Aim
Below is a block of records. Copy every line in it that contains the word "cadrul".

Information supplied
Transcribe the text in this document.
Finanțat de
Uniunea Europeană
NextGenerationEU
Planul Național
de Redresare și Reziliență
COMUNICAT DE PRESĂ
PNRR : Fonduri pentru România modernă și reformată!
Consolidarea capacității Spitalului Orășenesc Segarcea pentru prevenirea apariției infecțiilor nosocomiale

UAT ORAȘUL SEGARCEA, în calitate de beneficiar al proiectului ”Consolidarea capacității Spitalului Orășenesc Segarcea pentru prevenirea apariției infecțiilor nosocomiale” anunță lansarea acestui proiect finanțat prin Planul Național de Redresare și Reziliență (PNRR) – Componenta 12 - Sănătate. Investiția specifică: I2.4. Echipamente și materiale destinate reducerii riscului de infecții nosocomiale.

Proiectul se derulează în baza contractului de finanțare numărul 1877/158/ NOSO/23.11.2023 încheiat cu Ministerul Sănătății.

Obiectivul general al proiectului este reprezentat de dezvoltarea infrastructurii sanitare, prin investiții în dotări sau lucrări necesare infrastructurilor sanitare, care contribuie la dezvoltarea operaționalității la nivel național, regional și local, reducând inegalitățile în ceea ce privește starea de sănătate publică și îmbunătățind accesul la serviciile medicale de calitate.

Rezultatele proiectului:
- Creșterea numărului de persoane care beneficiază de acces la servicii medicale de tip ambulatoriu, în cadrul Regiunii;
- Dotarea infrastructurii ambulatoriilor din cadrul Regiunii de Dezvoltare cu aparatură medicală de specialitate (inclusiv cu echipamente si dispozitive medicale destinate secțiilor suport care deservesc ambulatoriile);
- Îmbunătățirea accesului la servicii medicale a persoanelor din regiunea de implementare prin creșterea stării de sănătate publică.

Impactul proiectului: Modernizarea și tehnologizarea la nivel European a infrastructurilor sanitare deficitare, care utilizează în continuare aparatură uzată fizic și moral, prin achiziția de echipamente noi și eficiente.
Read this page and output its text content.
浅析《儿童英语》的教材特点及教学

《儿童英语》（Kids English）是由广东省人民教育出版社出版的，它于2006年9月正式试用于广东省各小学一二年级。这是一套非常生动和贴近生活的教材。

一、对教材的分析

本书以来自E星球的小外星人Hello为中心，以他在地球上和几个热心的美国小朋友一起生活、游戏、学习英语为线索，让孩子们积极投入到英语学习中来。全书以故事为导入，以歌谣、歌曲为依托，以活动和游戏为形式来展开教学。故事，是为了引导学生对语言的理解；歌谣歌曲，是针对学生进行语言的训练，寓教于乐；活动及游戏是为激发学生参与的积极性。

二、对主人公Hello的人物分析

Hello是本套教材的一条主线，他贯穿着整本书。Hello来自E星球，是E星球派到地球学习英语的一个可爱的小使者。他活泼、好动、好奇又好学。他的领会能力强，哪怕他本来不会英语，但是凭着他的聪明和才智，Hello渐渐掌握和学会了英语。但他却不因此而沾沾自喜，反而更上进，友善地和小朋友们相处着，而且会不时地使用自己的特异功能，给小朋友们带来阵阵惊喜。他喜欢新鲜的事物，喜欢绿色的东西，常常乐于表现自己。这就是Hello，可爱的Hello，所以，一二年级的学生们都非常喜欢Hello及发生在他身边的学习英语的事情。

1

Response to the task
- Creșterea numărului de persoane care beneficiază de acces la servicii medicale de tip ambulatoriu, în cadrul Regiunii;
- Dotarea infrastructurii ambulatoriilor din cadrul Regiunii de Dezvoltare cu aparatură medicală de specialitate (inclusiv cu echipamente si dispozitive medicale destinate secțiilor suport care deservesc ambulatoriile);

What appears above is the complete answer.